***** Study text

How to Do GEO? The Complete Guide 2026

Published:
May 24, 2026
How to Do GEO? The Complete Guide 2026

In a nutshell: Generative Engine Optimization (GEO) is the strategy that gets your brand cited and recommended by AI systems like ChatGPT, Perplexity, and Google AI Overviews. Unlike SEO, which targets link rankings, GEO targets inclusion in the generated answer itself. This guide covers the 10 best practices for optimising your content in 2026: clear structure, entity optimisation, autonomous Q&A blocks, and strong trust signals. The goal: become the go-to source that language models choose to cite.

Online search is going through its biggest revolution since Google was created. Users no longer want to scroll through ten blue links to find an answer; they want a direct, synthesised, ready-to-use response. That is exactly what generative engines provide (ChatGPT, Perplexity, Gemini, Claude).

For brands, the challenge is enormous. Ranking first on Google no longer guarantees visibility. You now need to convince artificial intelligence to cite you as a reliable source. That is the whole point of GEO (Generative Engine Optimization). But how do you go about it in practice? Here is the complete guide and the 10 best practices to succeed with your GEO strategy in 2026.

The essential GEO glossary

Before diving into optimisation techniques, let us align on the key terms that define this new discipline.

**********
***** Data under study

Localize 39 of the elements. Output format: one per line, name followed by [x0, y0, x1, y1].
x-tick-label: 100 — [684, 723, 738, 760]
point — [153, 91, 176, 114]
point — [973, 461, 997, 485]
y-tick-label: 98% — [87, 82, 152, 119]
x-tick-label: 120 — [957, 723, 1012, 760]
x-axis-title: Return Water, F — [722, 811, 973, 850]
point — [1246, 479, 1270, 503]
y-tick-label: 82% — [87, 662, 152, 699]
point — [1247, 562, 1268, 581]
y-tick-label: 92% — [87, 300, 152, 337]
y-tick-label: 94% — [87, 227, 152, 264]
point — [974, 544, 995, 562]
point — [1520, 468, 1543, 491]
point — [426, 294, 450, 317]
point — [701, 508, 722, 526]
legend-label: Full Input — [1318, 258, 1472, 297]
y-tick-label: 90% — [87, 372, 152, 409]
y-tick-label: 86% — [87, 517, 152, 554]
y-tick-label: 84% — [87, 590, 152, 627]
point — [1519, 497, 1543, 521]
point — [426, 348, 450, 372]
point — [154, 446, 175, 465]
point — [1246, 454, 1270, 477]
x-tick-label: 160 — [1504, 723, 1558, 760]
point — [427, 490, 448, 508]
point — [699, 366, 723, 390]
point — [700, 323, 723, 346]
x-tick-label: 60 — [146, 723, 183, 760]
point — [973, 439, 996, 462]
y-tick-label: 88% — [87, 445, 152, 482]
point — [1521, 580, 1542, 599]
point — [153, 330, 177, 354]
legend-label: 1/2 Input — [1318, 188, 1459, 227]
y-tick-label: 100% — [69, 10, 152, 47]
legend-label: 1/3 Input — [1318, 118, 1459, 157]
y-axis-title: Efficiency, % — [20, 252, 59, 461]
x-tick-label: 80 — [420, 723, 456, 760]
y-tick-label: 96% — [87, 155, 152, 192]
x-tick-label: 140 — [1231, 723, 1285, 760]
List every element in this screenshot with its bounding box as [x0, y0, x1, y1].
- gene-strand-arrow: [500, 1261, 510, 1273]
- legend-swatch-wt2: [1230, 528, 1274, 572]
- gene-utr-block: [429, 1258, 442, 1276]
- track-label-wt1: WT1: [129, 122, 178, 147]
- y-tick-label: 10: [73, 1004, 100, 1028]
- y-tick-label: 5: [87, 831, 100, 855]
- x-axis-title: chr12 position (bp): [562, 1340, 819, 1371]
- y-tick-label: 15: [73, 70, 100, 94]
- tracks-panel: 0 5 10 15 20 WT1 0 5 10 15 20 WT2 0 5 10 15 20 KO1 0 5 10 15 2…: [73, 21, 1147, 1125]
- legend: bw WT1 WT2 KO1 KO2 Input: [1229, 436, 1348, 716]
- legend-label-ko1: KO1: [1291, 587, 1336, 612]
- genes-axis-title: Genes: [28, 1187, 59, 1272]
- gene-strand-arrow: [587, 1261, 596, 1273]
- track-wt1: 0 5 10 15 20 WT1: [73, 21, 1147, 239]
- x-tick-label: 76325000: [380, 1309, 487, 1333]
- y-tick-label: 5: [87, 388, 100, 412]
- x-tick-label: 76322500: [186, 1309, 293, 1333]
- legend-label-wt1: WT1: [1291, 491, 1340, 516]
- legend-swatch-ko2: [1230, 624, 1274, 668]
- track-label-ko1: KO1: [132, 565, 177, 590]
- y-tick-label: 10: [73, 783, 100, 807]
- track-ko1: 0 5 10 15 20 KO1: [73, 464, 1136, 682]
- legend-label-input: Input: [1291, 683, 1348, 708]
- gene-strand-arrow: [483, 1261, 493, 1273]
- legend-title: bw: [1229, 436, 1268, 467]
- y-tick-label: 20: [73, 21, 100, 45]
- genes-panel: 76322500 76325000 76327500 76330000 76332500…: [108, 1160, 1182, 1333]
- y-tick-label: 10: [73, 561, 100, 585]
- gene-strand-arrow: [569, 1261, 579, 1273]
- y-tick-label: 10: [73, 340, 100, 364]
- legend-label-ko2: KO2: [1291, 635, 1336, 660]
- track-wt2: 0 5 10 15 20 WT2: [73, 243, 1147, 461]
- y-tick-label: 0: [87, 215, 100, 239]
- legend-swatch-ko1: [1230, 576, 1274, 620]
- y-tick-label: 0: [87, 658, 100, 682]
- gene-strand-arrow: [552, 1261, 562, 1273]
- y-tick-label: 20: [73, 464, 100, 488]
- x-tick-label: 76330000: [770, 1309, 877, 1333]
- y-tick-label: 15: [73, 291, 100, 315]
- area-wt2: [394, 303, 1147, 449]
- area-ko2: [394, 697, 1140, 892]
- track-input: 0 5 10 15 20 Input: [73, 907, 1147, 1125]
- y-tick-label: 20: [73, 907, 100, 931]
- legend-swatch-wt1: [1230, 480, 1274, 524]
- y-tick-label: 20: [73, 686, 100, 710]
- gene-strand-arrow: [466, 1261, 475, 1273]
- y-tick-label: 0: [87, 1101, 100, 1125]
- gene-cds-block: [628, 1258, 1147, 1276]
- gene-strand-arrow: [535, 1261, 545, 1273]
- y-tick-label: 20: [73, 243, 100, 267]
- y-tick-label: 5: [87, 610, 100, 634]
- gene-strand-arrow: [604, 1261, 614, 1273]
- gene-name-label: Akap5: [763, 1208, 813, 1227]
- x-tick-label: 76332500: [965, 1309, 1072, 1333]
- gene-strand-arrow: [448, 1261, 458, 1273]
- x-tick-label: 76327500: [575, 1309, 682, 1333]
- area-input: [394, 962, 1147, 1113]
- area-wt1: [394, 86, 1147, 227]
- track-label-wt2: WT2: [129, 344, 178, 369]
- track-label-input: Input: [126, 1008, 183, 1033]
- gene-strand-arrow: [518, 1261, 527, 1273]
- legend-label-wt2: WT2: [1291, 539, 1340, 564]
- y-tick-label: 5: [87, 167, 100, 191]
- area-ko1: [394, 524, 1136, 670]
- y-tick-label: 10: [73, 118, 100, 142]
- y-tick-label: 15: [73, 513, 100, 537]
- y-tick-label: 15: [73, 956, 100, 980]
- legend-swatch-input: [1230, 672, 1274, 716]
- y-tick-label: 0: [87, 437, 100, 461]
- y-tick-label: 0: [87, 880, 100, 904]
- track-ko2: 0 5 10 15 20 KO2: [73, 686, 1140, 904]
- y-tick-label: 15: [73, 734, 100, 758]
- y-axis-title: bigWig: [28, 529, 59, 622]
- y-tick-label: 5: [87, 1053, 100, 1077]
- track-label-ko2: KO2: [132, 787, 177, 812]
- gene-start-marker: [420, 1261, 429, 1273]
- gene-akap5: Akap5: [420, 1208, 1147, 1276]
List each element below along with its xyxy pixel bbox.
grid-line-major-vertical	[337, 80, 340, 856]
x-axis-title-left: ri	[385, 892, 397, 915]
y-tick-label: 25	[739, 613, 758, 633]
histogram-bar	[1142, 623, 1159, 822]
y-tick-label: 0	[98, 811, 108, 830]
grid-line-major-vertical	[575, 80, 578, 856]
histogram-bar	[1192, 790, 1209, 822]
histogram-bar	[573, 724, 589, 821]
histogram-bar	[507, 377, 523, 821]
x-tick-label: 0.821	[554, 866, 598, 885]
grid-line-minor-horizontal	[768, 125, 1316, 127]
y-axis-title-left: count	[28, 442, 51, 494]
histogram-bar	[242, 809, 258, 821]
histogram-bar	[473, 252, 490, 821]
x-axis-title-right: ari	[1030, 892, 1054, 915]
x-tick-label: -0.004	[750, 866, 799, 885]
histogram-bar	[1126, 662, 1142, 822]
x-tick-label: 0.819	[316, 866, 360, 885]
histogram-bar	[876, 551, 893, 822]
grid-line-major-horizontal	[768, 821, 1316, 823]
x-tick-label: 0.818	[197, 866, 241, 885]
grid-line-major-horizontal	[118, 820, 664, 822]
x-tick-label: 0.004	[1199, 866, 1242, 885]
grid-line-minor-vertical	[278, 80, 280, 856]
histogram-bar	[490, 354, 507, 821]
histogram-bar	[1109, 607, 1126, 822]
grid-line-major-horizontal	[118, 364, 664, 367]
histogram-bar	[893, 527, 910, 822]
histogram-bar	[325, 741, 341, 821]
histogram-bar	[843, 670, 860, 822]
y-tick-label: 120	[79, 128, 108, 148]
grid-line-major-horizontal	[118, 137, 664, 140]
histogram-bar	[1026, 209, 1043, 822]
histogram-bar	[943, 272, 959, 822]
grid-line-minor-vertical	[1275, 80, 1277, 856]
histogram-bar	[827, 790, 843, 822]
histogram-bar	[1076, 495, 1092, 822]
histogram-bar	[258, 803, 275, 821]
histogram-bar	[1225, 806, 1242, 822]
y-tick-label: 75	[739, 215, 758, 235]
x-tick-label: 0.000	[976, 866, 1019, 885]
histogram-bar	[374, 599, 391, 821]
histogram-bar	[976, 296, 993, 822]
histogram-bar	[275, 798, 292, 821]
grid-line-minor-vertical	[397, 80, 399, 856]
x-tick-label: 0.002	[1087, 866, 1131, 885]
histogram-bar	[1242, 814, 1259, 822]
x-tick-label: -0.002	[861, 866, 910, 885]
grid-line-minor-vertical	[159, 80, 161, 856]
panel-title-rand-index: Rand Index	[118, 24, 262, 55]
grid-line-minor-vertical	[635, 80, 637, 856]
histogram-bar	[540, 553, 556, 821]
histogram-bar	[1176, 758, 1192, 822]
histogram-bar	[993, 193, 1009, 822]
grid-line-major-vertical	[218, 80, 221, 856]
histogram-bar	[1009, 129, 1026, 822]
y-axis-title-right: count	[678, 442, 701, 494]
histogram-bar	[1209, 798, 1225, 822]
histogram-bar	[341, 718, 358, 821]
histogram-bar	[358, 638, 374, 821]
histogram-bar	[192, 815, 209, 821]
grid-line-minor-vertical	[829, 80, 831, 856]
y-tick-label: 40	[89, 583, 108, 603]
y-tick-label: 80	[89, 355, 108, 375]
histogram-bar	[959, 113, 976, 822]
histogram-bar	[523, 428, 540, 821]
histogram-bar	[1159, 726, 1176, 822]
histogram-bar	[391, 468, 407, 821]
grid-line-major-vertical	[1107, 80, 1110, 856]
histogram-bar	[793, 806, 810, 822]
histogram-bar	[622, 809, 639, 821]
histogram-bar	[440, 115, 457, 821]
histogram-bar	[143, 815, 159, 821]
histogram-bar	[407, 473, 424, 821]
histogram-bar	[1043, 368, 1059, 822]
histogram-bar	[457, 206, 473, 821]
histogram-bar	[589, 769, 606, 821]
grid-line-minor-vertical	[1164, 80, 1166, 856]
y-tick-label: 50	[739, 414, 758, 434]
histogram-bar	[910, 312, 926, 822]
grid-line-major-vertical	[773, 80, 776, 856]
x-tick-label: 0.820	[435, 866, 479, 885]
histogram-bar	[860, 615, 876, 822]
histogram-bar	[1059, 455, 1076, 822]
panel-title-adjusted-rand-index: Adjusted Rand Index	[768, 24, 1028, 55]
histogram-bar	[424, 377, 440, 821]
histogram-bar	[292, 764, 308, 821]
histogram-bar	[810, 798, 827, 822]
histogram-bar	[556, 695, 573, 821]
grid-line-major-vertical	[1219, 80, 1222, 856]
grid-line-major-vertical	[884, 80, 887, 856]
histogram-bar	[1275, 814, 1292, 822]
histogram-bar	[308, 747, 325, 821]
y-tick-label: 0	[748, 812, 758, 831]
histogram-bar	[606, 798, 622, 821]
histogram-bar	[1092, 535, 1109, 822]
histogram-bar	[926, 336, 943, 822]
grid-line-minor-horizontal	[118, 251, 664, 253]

**********

▶ Assigned task
Write out the GEO guide from "For brands, the" up to and including "strategy in 2026.", swapping "brands" for "companies". The data has no connection to the GEO guide.

▶ Written answer
For companies, the challenge is enormous. Ranking first on Google no longer guarantees visibility. You now need to convince artificial intelligence to cite you as a reliable source. That is the whole point of GEO (Generative Engine Optimization). But how do you go about it in practice? Here is the complete guide and the 10 best practices to succeed with your GEO strategy in 2026.